# Rows from a figure dataset
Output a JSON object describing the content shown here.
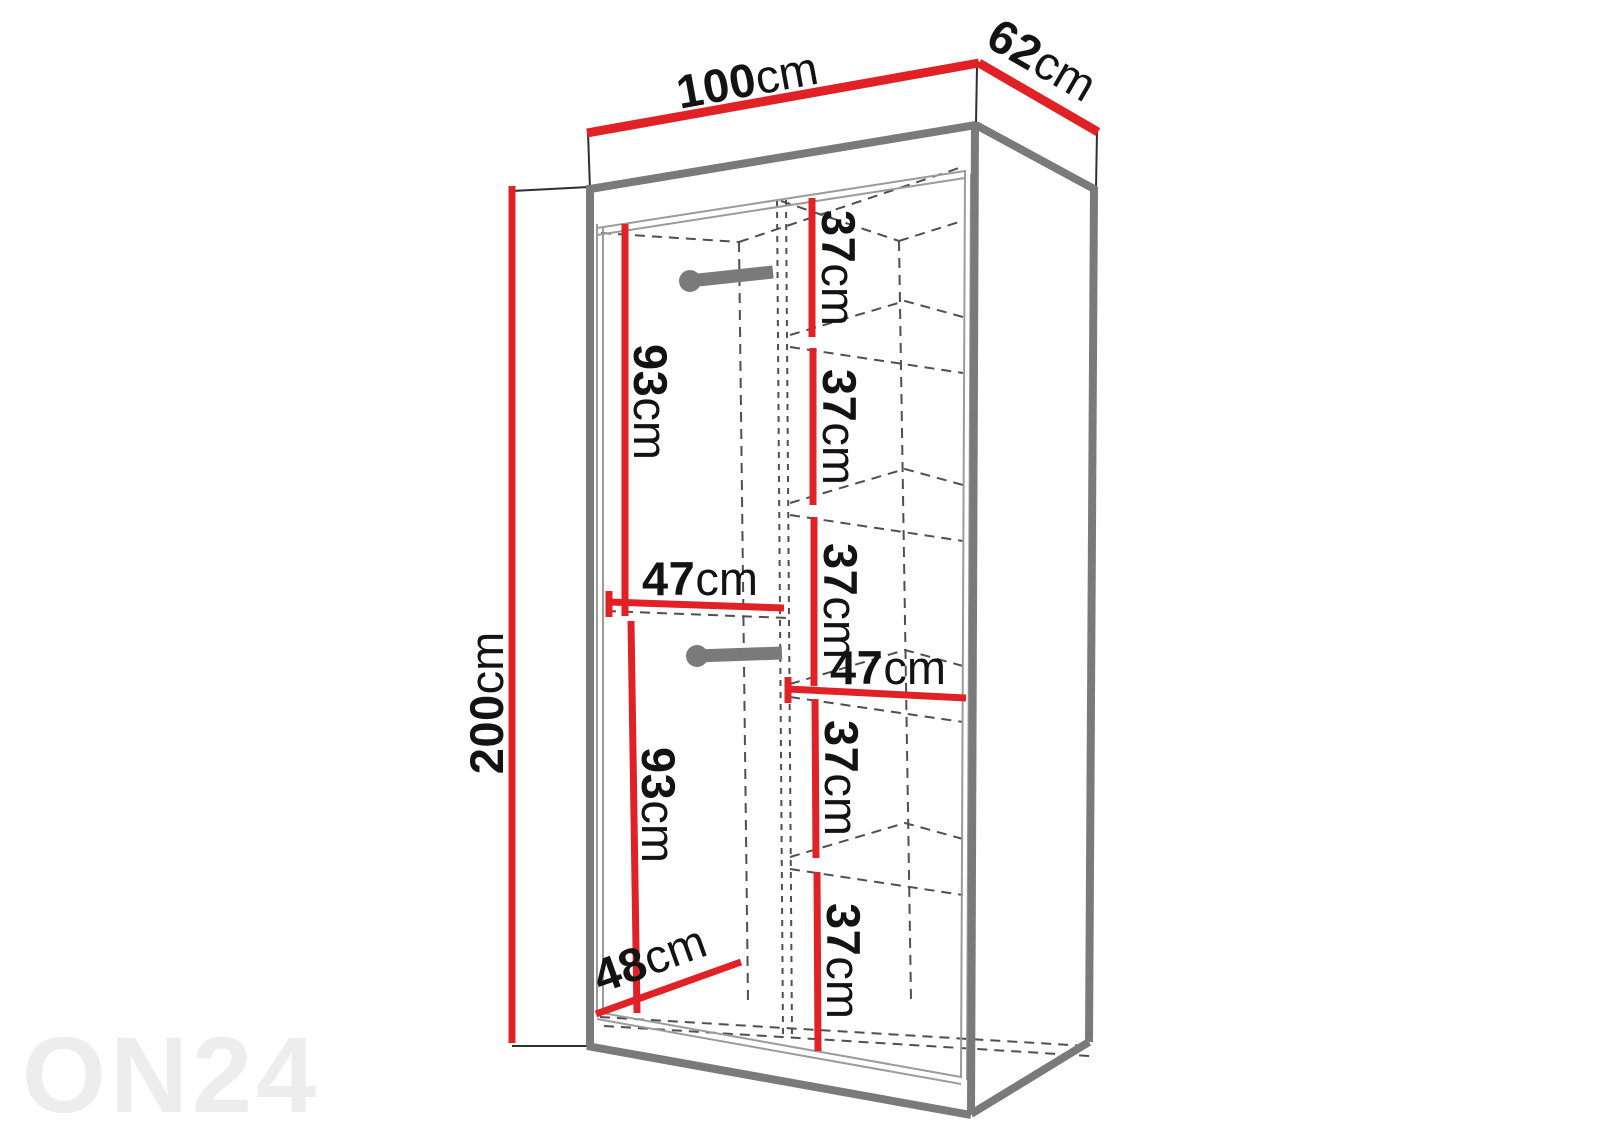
{
  "watermark": "ON24",
  "colors": {
    "dimension_red": "#e02227",
    "cabinet_gray": "#7a7a7a",
    "structure_gray": "#9b9b9b",
    "dashed_gray": "#4f4f4f",
    "outline_black": "#2f2f2f",
    "rail_gray": "#7a7a7a",
    "text_black": "#131313",
    "watermark_gray": "#ededed"
  },
  "dimensions": {
    "width": {
      "value": "100",
      "unit": "cm"
    },
    "depth_top": {
      "value": "62",
      "unit": "cm"
    },
    "height": {
      "value": "200",
      "unit": "cm"
    },
    "hanging_upper": {
      "value": "93",
      "unit": "cm"
    },
    "hanging_lower": {
      "value": "93",
      "unit": "cm"
    },
    "left_section_width": {
      "value": "47",
      "unit": "cm"
    },
    "right_section_width": {
      "value": "47",
      "unit": "cm"
    },
    "bottom_depth": {
      "value": "48",
      "unit": "cm"
    },
    "shelf_gaps": [
      {
        "value": "37",
        "unit": "cm"
      },
      {
        "value": "37",
        "unit": "cm"
      },
      {
        "value": "37",
        "unit": "cm"
      },
      {
        "value": "37",
        "unit": "cm"
      },
      {
        "value": "37",
        "unit": "cm"
      }
    ]
  }
}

# Stated task
Every record must be copied exactly, with the pictures left out.

# Reply
Output a JSON object describing the content shown here.
{
  "watermark": "ON24",
  "colors": {
    "dimension_red": "#e02227",
    "cabinet_gray": "#7a7a7a",
    "structure_gray": "#9b9b9b",
    "dashed_gray": "#4f4f4f",
    "outline_black": "#2f2f2f",
    "rail_gray": "#7a7a7a",
    "text_black": "#131313",
    "watermark_gray": "#ededed"
  },
  "dimensions": {
    "width": {
      "value": "100",
      "unit": "cm"
    },
    "depth_top": {
      "value": "62",
      "unit": "cm"
    },
    "height": {
      "value": "200",
      "unit": "cm"
    },
    "hanging_upper": {
      "value": "93",
      "unit": "cm"
    },
    "hanging_lower": {
      "value": "93",
      "unit": "cm"
    },
    "left_section_width": {
      "value": "47",
      "unit": "cm"
    },
    "right_section_width": {
      "value": "47",
      "unit": "cm"
    },
    "bottom_depth": {
      "value": "48",
      "unit": "cm"
    },
    "shelf_gaps": [
      {
        "value": "37",
        "unit": "cm"
      },
      {
        "value": "37",
        "unit": "cm"
      },
      {
        "value": "37",
        "unit": "cm"
      },
      {
        "value": "37",
        "unit": "cm"
      },
      {
        "value": "37",
        "unit": "cm"
      }
    ]
  }
}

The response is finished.